**Objective**. Report every line from the material that contains the word "this".

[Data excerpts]
==*==

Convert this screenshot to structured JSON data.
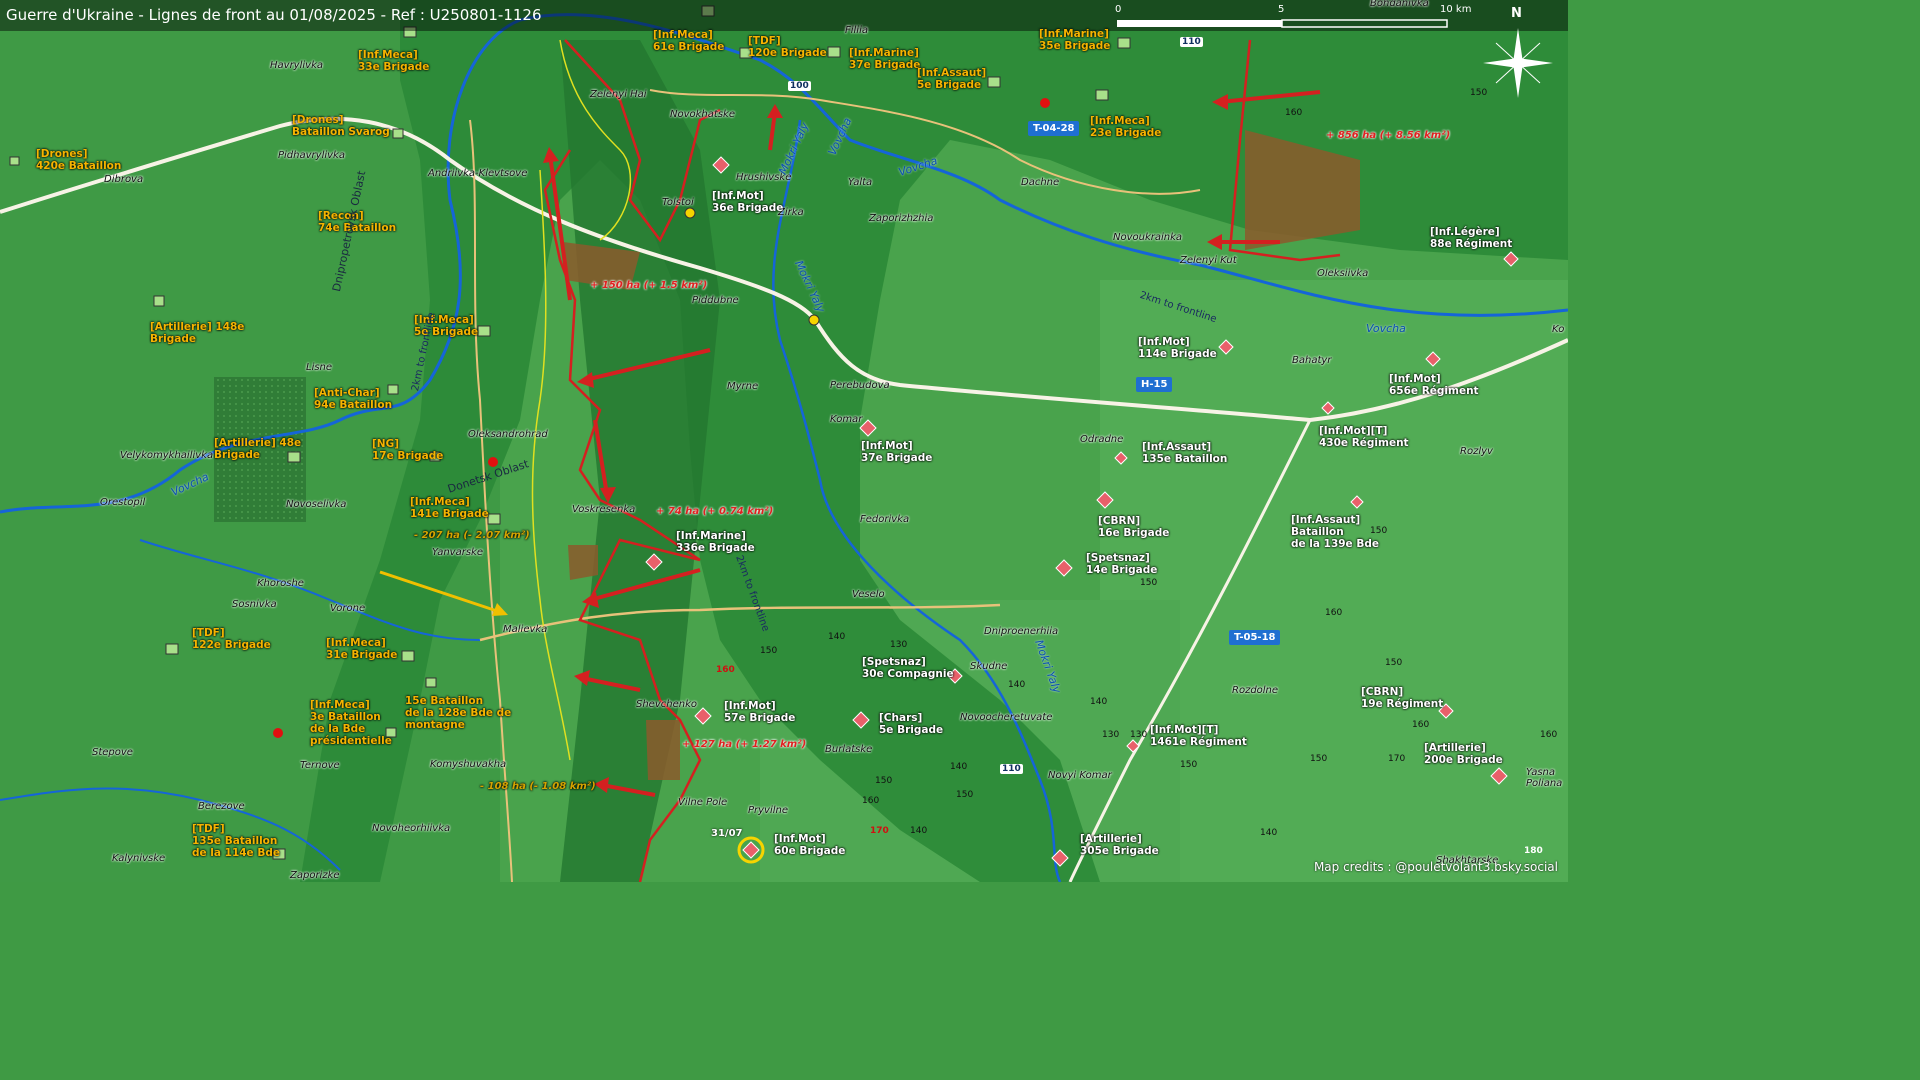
{
  "header": {
    "title": "Guerre d'Ukraine - Lignes de front au 01/08/2025 - Ref : U250801-1126"
  },
  "scale": {
    "labels": [
      "0",
      "5",
      "10 km"
    ]
  },
  "compass": {
    "label": "N"
  },
  "credits": "Map credits : @pouletvolant3.bsky.social",
  "colors": {
    "frontline": "#d42020",
    "ua_zone": "#2e8a36",
    "ru_gain": "#8b5a2b",
    "unit_label": "#f6b400",
    "road_badge": "#1f6fd1"
  },
  "towns": [
    {
      "name": "Havrylivka"
    },
    {
      "name": "Pidhavrylivka"
    },
    {
      "name": "Dibrova"
    },
    {
      "name": "Andriivka-Klevtsove"
    },
    {
      "name": "Zelenyi Hai"
    },
    {
      "name": "Novokhatske"
    },
    {
      "name": "Hrushivske"
    },
    {
      "name": "Tolstoi"
    },
    {
      "name": "Zirka"
    },
    {
      "name": "Yalta"
    },
    {
      "name": "Zaporizhzhia"
    },
    {
      "name": "Dachne"
    },
    {
      "name": "Novoukrainka"
    },
    {
      "name": "Zelenyi Kut"
    },
    {
      "name": "Oleksiivka"
    },
    {
      "name": "Piddubne"
    },
    {
      "name": "Lisne"
    },
    {
      "name": "Myrne"
    },
    {
      "name": "Perebudova"
    },
    {
      "name": "Komar"
    },
    {
      "name": "Bahatyr"
    },
    {
      "name": "Odradne"
    },
    {
      "name": "Rozlyv"
    },
    {
      "name": "Oleksandrohrad"
    },
    {
      "name": "Velykomykhailivka"
    },
    {
      "name": "Orestopil"
    },
    {
      "name": "Novoselivka"
    },
    {
      "name": "Voskresenka"
    },
    {
      "name": "Yanvarske"
    },
    {
      "name": "Fedorivka"
    },
    {
      "name": "Khoroshe"
    },
    {
      "name": "Sosnivka"
    },
    {
      "name": "Vorone"
    },
    {
      "name": "Malievka"
    },
    {
      "name": "Veselo"
    },
    {
      "name": "Dniproenerhiia"
    },
    {
      "name": "Skudne"
    },
    {
      "name": "Shevchenko"
    },
    {
      "name": "Novoocheretuvate"
    },
    {
      "name": "Burlatske"
    },
    {
      "name": "Stepove"
    },
    {
      "name": "Ternove"
    },
    {
      "name": "Komyshuvakha"
    },
    {
      "name": "Berezove"
    },
    {
      "name": "Vilne Pole"
    },
    {
      "name": "Pryvilne"
    },
    {
      "name": "Novoheorhiivka"
    },
    {
      "name": "Kalynivske"
    },
    {
      "name": "Zaporizke"
    },
    {
      "name": "Novyi Komar"
    },
    {
      "name": "Rozdolne"
    },
    {
      "name": "Shakhtarske"
    },
    {
      "name": "Yasna Poliana"
    },
    {
      "name": "Filiia"
    },
    {
      "name": "Bohdanivka"
    }
  ],
  "units": [
    {
      "lines": [
        "[Inf.Meca]",
        "33e Brigade"
      ],
      "side": "ua"
    },
    {
      "lines": [
        "[Drones]",
        "Bataillon Svarog"
      ],
      "side": "ua"
    },
    {
      "lines": [
        "[Drones]",
        "420e Bataillon"
      ],
      "side": "ua"
    },
    {
      "lines": [
        "[Recon]",
        "74e Bataillon"
      ],
      "side": "ua"
    },
    {
      "lines": [
        "[Artillerie] 148e",
        "Brigade"
      ],
      "side": "ua"
    },
    {
      "lines": [
        "[Inf.Meca]",
        "5e Brigade"
      ],
      "side": "ua"
    },
    {
      "lines": [
        "[Anti-Char]",
        "94e Bataillon"
      ],
      "side": "ua"
    },
    {
      "lines": [
        "[Artillerie] 48e",
        "Brigade"
      ],
      "side": "ua"
    },
    {
      "lines": [
        "[NG]",
        "17e Brigade"
      ],
      "side": "ua"
    },
    {
      "lines": [
        "[Inf.Meca]",
        "141e Brigade"
      ],
      "side": "ua"
    },
    {
      "lines": [
        "[TDF]",
        "122e Brigade"
      ],
      "side": "ua"
    },
    {
      "lines": [
        "[Inf.Meca]",
        "31e Brigade"
      ],
      "side": "ua"
    },
    {
      "lines": [
        "[Inf.Meca]",
        "3e Bataillon",
        "de la Bde",
        "présidentielle"
      ],
      "side": "ua"
    },
    {
      "lines": [
        "15e Bataillon",
        "de la 128e Bde de",
        "montagne"
      ],
      "side": "ua"
    },
    {
      "lines": [
        "[TDF]",
        "135e Bataillon",
        "de la 114e Bde"
      ],
      "side": "ua"
    },
    {
      "lines": [
        "[Inf.Meca]",
        "61e Brigade"
      ],
      "side": "ua"
    },
    {
      "lines": [
        "[TDF]",
        "120e Brigade"
      ],
      "side": "ua"
    },
    {
      "lines": [
        "[Inf.Marine]",
        "37e Brigade"
      ],
      "side": "ua"
    },
    {
      "lines": [
        "[Inf.Assaut]",
        "5e Brigade"
      ],
      "side": "ua"
    },
    {
      "lines": [
        "[Inf.Marine]",
        "35e Brigade"
      ],
      "side": "ua"
    },
    {
      "lines": [
        "[Inf.Meca]",
        "23e Brigade"
      ],
      "side": "ua"
    },
    {
      "lines": [
        "[Inf.Mot]",
        "36e Brigade"
      ],
      "side": "ru"
    },
    {
      "lines": [
        "[Inf.Légère]",
        "88e Régiment"
      ],
      "side": "ru"
    },
    {
      "lines": [
        "[Inf.Mot]",
        "114e Brigade"
      ],
      "side": "ru"
    },
    {
      "lines": [
        "[Inf.Mot]",
        "656e Régiment"
      ],
      "side": "ru"
    },
    {
      "lines": [
        "[Inf.Mot]",
        "37e Brigade"
      ],
      "side": "ru"
    },
    {
      "lines": [
        "[Inf.Assaut]",
        "135e Bataillon"
      ],
      "side": "ru"
    },
    {
      "lines": [
        "[Inf.Mot][T]",
        "430e Régiment"
      ],
      "side": "ru"
    },
    {
      "lines": [
        "[CBRN]",
        "16e Brigade"
      ],
      "side": "ru"
    },
    {
      "lines": [
        "[Inf.Assaut]",
        "Bataillon",
        "de la 139e Bde"
      ],
      "side": "ru"
    },
    {
      "lines": [
        "[Spetsnaz]",
        "14e Brigade"
      ],
      "side": "ru"
    },
    {
      "lines": [
        "[Inf.Marine]",
        "336e Brigade"
      ],
      "side": "ru"
    },
    {
      "lines": [
        "[Spetsnaz]",
        "30e Compagnie"
      ],
      "side": "ru"
    },
    {
      "lines": [
        "[Inf.Mot]",
        "57e Brigade"
      ],
      "side": "ru"
    },
    {
      "lines": [
        "[Chars]",
        "5e Brigade"
      ],
      "side": "ru"
    },
    {
      "lines": [
        "[CBRN]",
        "19e Régiment"
      ],
      "side": "ru"
    },
    {
      "lines": [
        "[Inf.Mot][T]",
        "1461e Régiment"
      ],
      "side": "ru"
    },
    {
      "lines": [
        "[Artillerie]",
        "200e Brigade"
      ],
      "side": "ru"
    },
    {
      "lines": [
        "[Inf.Mot]",
        "60e Brigade"
      ],
      "side": "ru"
    },
    {
      "lines": [
        "[Artillerie]",
        "305e Brigade"
      ],
      "side": "ru"
    }
  ],
  "area_changes": [
    {
      "text": "+ 856 ha (+ 8.56 km²)",
      "sign": "pos"
    },
    {
      "text": "+ 150 ha (+ 1.5 km²)",
      "sign": "pos"
    },
    {
      "text": "+ 74 ha (+ 0.74 km²)",
      "sign": "pos"
    },
    {
      "text": "- 207 ha (- 2.07 km²)",
      "sign": "neg"
    },
    {
      "text": "+ 127 ha (+ 1.27 km²)",
      "sign": "pos"
    },
    {
      "text": "- 108 ha (- 1.08 km²)",
      "sign": "neg"
    }
  ],
  "rivers": [
    "Vovcha",
    "Vovcha",
    "Vovcha",
    "Vovcha",
    "Mokri Yaly",
    "Mokri Yaly",
    "Mokri Yaly"
  ],
  "oblasts": [
    "Dnipropetrovsk Oblast",
    "Donetsk Oblast"
  ],
  "frontline_labels": [
    "2km to frontline",
    "2km to frontline",
    "2km to frontline"
  ],
  "road_badges": [
    "T-04-28",
    "H-15",
    "T-05-18"
  ],
  "road_numbers": [
    "110",
    "100",
    "110"
  ],
  "elevations": [
    "160",
    "150",
    "160",
    "150",
    "140",
    "130",
    "150",
    "140",
    "150",
    "140",
    "160",
    "150",
    "170",
    "160",
    "150",
    "150",
    "140",
    "130",
    "140",
    "150",
    "160",
    "150",
    "140",
    "130"
  ],
  "elevations_red": [
    "160",
    "170"
  ],
  "elevation_white": "180",
  "date_tag": "31/07",
  "other_text": [
    "Ko"
  ]
}
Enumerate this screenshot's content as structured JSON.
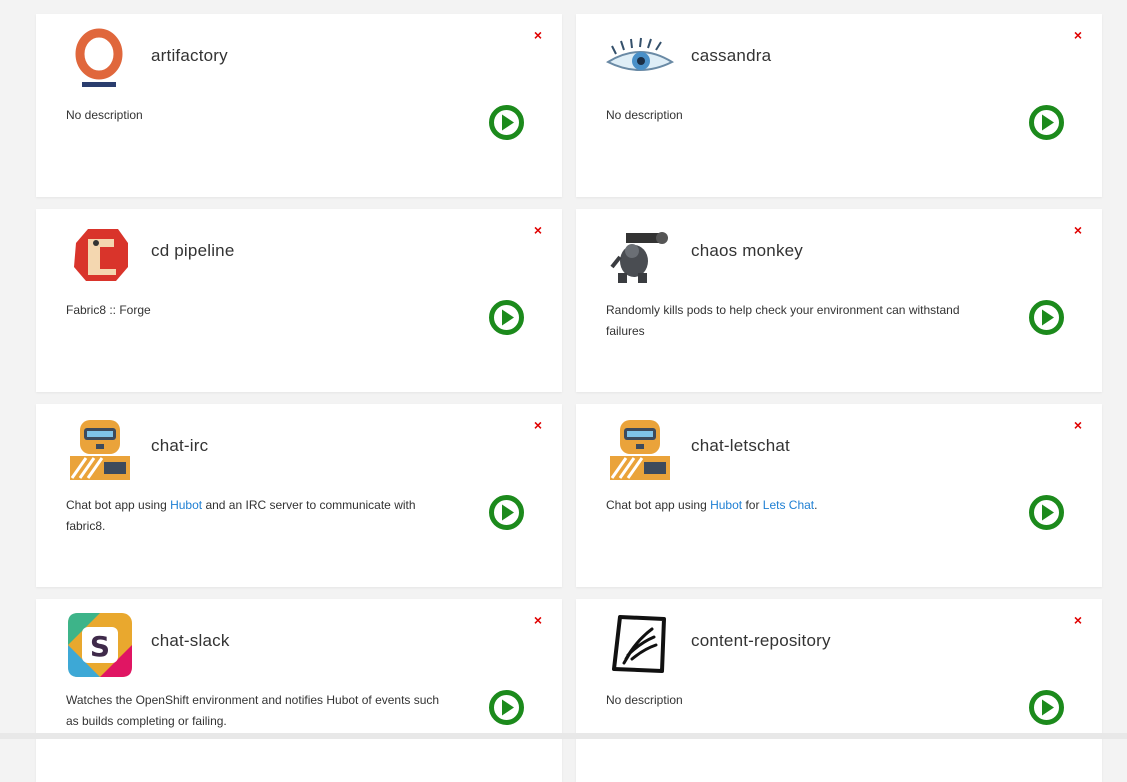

==*==

**Completed task**.
Convert this screenshot to structured JSON data.
Enumerate this screenshot's content as structured JSON.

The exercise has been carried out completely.